• **Work required**
Your job is to retype all of the data word for word, leaving every image out.

• **Data for the task**
--
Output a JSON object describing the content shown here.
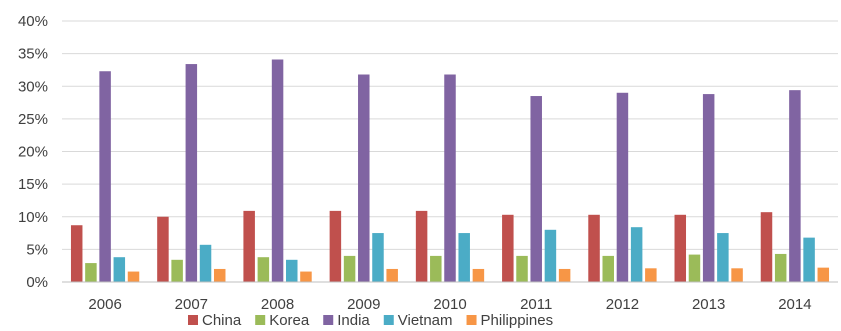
{
  "chart_data": {
    "type": "bar",
    "title": "",
    "xlabel": "",
    "ylabel": "",
    "categories": [
      "2006",
      "2007",
      "2008",
      "2009",
      "2010",
      "2011",
      "2012",
      "2013",
      "2014"
    ],
    "series": [
      {
        "name": "China",
        "color": "#c0504d",
        "values": [
          8.7,
          10.0,
          10.9,
          10.9,
          10.9,
          10.3,
          10.3,
          10.3,
          10.7
        ]
      },
      {
        "name": "Korea",
        "color": "#9bbb59",
        "values": [
          2.9,
          3.4,
          3.8,
          4.0,
          4.0,
          4.0,
          4.0,
          4.2,
          4.3
        ]
      },
      {
        "name": "India",
        "color": "#8064a2",
        "values": [
          32.3,
          33.4,
          34.1,
          31.8,
          31.8,
          28.5,
          29.0,
          28.8,
          29.4
        ]
      },
      {
        "name": "Vietnam",
        "color": "#4bacc6",
        "values": [
          3.8,
          5.7,
          3.4,
          7.5,
          7.5,
          8.0,
          8.4,
          7.5,
          6.8
        ]
      },
      {
        "name": "Philippines",
        "color": "#f79646",
        "values": [
          1.6,
          2.0,
          1.6,
          2.0,
          2.0,
          2.0,
          2.1,
          2.1,
          2.2
        ]
      }
    ],
    "ylim": [
      0,
      40
    ],
    "yticks": [
      "0%",
      "5%",
      "10%",
      "15%",
      "20%",
      "25%",
      "30%",
      "35%",
      "40%"
    ],
    "ytick_values": [
      0,
      5,
      10,
      15,
      20,
      25,
      30,
      35,
      40
    ],
    "grid": true,
    "legend_position": "bottom"
  }
}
--
• **Expected output**
Output a JSON object describing the content shown here.
{
  "chart_data": {
    "type": "bar",
    "title": "",
    "xlabel": "",
    "ylabel": "",
    "categories": [
      "2006",
      "2007",
      "2008",
      "2009",
      "2010",
      "2011",
      "2012",
      "2013",
      "2014"
    ],
    "series": [
      {
        "name": "China",
        "color": "#c0504d",
        "values": [
          8.7,
          10.0,
          10.9,
          10.9,
          10.9,
          10.3,
          10.3,
          10.3,
          10.7
        ]
      },
      {
        "name": "Korea",
        "color": "#9bbb59",
        "values": [
          2.9,
          3.4,
          3.8,
          4.0,
          4.0,
          4.0,
          4.0,
          4.2,
          4.3
        ]
      },
      {
        "name": "India",
        "color": "#8064a2",
        "values": [
          32.3,
          33.4,
          34.1,
          31.8,
          31.8,
          28.5,
          29.0,
          28.8,
          29.4
        ]
      },
      {
        "name": "Vietnam",
        "color": "#4bacc6",
        "values": [
          3.8,
          5.7,
          3.4,
          7.5,
          7.5,
          8.0,
          8.4,
          7.5,
          6.8
        ]
      },
      {
        "name": "Philippines",
        "color": "#f79646",
        "values": [
          1.6,
          2.0,
          1.6,
          2.0,
          2.0,
          2.0,
          2.1,
          2.1,
          2.2
        ]
      }
    ],
    "ylim": [
      0,
      40
    ],
    "yticks": [
      "0%",
      "5%",
      "10%",
      "15%",
      "20%",
      "25%",
      "30%",
      "35%",
      "40%"
    ],
    "ytick_values": [
      0,
      5,
      10,
      15,
      20,
      25,
      30,
      35,
      40
    ],
    "grid": true,
    "legend_position": "bottom"
  }
}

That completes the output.